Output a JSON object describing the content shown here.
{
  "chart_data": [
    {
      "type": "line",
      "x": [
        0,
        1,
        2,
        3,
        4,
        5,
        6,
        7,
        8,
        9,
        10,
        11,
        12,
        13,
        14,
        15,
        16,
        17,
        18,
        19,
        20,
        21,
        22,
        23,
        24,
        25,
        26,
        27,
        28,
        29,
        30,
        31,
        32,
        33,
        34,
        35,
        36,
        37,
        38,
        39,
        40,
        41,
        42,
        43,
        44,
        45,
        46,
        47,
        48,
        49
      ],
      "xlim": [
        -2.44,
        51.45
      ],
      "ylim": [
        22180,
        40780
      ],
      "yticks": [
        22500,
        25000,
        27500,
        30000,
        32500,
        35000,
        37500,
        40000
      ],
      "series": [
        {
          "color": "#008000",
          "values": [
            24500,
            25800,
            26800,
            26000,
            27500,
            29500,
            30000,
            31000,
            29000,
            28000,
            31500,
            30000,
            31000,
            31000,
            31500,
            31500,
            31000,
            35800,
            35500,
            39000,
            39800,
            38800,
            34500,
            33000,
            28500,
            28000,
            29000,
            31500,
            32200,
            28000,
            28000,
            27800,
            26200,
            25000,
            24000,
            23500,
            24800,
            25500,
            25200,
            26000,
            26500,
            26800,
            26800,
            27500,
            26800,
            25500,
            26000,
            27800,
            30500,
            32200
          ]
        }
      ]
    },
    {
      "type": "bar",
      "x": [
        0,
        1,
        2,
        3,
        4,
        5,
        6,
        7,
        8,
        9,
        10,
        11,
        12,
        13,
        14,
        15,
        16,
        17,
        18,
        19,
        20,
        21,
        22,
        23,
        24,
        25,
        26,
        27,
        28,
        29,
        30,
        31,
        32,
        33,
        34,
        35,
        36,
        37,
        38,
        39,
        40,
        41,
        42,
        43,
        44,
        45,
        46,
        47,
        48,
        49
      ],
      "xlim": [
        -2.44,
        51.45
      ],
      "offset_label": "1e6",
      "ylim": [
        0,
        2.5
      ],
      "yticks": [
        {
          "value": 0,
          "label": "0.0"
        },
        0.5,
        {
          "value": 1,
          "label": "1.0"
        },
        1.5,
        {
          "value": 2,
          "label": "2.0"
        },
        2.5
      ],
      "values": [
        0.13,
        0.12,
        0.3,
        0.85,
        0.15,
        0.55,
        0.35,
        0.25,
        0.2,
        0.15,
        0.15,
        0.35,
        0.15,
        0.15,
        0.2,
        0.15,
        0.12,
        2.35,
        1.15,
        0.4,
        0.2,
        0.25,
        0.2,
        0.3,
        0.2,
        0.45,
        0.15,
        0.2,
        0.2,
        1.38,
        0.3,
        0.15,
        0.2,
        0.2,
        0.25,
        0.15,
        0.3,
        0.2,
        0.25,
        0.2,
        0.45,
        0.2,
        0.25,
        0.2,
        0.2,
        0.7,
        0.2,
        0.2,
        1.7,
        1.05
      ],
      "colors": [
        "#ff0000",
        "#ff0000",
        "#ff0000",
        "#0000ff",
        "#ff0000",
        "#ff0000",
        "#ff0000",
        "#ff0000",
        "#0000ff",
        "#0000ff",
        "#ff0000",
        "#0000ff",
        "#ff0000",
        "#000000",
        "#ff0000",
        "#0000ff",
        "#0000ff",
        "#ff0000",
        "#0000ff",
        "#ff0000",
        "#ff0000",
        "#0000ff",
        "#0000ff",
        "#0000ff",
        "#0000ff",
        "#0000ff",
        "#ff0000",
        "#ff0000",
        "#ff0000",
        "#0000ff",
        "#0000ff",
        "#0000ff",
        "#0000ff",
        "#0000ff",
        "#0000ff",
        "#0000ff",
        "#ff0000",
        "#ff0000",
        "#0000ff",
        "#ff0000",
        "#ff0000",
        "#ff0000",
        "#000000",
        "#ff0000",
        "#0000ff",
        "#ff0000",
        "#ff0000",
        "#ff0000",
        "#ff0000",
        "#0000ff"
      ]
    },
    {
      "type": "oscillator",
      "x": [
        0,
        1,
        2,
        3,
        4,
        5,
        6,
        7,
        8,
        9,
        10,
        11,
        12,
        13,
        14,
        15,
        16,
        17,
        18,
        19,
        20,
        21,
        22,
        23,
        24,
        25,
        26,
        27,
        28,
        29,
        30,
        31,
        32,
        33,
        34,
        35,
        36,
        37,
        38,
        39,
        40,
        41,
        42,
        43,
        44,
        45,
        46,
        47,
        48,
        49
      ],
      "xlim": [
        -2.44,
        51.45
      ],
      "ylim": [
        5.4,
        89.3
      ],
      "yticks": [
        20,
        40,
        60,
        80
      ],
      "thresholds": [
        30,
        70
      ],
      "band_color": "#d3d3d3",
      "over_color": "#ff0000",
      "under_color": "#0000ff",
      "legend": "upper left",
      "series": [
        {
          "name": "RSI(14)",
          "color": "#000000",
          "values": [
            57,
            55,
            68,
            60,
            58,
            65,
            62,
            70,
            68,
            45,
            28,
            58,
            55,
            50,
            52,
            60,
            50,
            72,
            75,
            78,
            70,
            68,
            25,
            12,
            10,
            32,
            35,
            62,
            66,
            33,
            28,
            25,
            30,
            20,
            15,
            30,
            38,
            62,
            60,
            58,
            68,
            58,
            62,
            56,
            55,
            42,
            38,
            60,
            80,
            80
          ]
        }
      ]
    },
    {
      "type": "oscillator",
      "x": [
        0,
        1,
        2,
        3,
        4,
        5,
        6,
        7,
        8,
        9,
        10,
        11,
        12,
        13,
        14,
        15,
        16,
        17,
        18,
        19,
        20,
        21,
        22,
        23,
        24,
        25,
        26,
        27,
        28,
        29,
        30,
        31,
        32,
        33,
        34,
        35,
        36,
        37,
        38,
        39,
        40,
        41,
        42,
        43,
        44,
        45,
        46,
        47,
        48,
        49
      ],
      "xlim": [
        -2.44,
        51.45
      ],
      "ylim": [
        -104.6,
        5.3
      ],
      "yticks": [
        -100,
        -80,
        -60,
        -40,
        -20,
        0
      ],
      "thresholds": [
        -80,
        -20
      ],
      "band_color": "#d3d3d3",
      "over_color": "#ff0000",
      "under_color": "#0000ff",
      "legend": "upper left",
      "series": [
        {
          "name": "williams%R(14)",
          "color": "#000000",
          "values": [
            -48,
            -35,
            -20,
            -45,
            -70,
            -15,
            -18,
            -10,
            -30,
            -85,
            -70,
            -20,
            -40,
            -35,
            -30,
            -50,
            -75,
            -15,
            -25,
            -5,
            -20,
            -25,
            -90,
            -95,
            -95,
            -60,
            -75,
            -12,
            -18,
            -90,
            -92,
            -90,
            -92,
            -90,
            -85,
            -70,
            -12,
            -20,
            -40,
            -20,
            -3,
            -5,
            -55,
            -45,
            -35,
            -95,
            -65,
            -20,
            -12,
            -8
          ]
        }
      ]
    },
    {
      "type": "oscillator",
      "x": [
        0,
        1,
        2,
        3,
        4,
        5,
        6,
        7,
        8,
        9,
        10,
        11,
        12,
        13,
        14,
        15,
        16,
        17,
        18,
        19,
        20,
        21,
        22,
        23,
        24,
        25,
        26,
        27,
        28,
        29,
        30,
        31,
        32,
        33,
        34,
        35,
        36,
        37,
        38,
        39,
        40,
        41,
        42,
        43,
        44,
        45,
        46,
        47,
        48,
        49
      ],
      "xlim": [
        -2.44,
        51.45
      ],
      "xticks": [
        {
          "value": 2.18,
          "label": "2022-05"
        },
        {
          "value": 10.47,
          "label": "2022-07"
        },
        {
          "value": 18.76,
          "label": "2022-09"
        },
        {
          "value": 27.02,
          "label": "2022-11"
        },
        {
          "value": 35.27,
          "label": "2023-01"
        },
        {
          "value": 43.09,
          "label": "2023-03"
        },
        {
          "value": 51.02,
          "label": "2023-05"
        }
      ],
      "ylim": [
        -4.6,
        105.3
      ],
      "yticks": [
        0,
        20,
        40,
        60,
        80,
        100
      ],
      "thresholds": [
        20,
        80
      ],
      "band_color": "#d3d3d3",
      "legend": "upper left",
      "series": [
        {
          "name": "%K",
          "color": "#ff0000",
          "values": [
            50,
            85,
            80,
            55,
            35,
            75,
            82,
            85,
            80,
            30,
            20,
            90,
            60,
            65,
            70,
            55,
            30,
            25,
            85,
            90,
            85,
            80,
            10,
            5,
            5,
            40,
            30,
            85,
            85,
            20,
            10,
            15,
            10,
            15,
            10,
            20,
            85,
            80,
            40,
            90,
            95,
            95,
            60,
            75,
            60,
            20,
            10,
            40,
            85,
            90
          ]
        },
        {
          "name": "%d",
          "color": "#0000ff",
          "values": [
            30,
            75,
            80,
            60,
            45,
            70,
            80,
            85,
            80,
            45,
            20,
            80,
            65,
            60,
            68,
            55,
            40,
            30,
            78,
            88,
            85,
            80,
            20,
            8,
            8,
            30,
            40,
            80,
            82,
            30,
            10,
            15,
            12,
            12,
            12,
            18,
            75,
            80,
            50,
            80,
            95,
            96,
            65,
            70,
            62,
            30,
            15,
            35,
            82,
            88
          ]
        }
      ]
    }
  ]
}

What you have to do
Of the lines above, how many hold the string "name"? Answer with only the number.

Solution to this problem
4